Search the material for the string "Комплекс" and copy each line where it occurs.

++++ RECORD EXCERPTS

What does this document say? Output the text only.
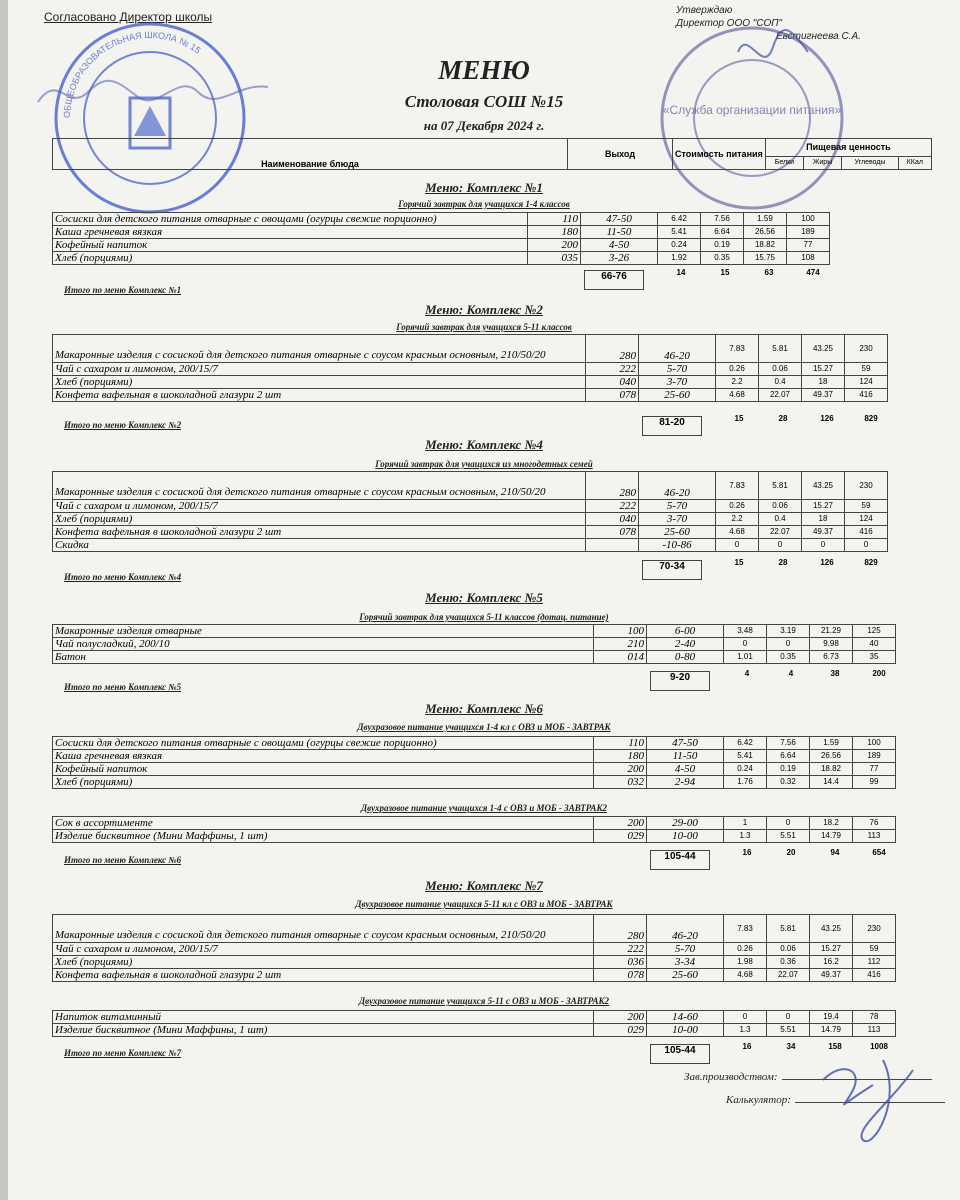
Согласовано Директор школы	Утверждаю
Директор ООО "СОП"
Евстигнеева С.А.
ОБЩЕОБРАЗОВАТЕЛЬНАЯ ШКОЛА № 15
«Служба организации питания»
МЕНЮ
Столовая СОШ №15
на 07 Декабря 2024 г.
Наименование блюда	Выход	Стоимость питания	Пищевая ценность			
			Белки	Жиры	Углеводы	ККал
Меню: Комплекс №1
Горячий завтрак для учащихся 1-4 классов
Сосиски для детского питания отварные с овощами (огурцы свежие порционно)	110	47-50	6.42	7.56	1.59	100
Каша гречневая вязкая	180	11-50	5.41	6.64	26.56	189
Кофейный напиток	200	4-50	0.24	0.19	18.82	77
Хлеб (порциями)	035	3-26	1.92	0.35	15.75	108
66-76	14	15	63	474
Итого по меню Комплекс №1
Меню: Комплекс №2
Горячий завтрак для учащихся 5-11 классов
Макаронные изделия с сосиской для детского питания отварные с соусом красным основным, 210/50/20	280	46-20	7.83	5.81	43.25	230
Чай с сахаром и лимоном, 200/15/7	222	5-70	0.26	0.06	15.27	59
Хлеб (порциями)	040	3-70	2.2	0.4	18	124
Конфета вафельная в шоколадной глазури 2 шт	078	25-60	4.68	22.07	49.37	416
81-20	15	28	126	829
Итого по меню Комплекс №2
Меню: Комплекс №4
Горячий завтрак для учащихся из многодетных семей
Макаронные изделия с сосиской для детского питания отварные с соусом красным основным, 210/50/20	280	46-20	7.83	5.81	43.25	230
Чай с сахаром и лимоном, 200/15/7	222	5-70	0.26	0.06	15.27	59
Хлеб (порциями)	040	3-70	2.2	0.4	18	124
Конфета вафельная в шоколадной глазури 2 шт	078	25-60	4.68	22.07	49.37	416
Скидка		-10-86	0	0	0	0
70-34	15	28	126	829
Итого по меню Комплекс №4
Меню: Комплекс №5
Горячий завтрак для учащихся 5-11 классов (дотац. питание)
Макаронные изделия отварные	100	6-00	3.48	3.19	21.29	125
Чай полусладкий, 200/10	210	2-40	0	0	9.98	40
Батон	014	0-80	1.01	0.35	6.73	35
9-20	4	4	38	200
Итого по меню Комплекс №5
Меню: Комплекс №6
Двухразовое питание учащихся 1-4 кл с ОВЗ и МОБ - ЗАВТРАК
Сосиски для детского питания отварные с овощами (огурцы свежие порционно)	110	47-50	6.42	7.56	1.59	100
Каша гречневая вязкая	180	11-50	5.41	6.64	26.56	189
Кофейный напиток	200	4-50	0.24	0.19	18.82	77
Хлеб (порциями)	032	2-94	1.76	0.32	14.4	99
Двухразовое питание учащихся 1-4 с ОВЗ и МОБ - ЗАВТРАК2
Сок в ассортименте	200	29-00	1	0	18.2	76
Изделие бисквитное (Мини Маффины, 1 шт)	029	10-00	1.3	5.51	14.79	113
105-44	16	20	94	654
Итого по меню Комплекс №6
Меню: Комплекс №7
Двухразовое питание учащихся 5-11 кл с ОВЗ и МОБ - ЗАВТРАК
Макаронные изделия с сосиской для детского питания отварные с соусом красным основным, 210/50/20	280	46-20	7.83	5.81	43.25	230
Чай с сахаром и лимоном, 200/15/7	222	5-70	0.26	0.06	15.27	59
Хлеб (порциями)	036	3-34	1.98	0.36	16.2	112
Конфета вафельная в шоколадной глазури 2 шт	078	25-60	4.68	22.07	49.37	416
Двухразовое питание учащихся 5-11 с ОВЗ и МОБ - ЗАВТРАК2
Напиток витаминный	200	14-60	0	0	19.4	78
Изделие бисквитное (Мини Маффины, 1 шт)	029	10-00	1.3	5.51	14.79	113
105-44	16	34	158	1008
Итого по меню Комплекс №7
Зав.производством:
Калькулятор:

++++++++

**SOLUTION FOR THIS PROBLEM**:
Меню: Комплекс №1
Итого по меню Комплекс №1
Меню: Комплекс №2
Итого по меню Комплекс №2
Меню: Комплекс №4
Итого по меню Комплекс №4
Меню: Комплекс №5
Итого по меню Комплекс №5
Меню: Комплекс №6
Итого по меню Комплекс №6
Меню: Комплекс №7
Итого по меню Комплекс №7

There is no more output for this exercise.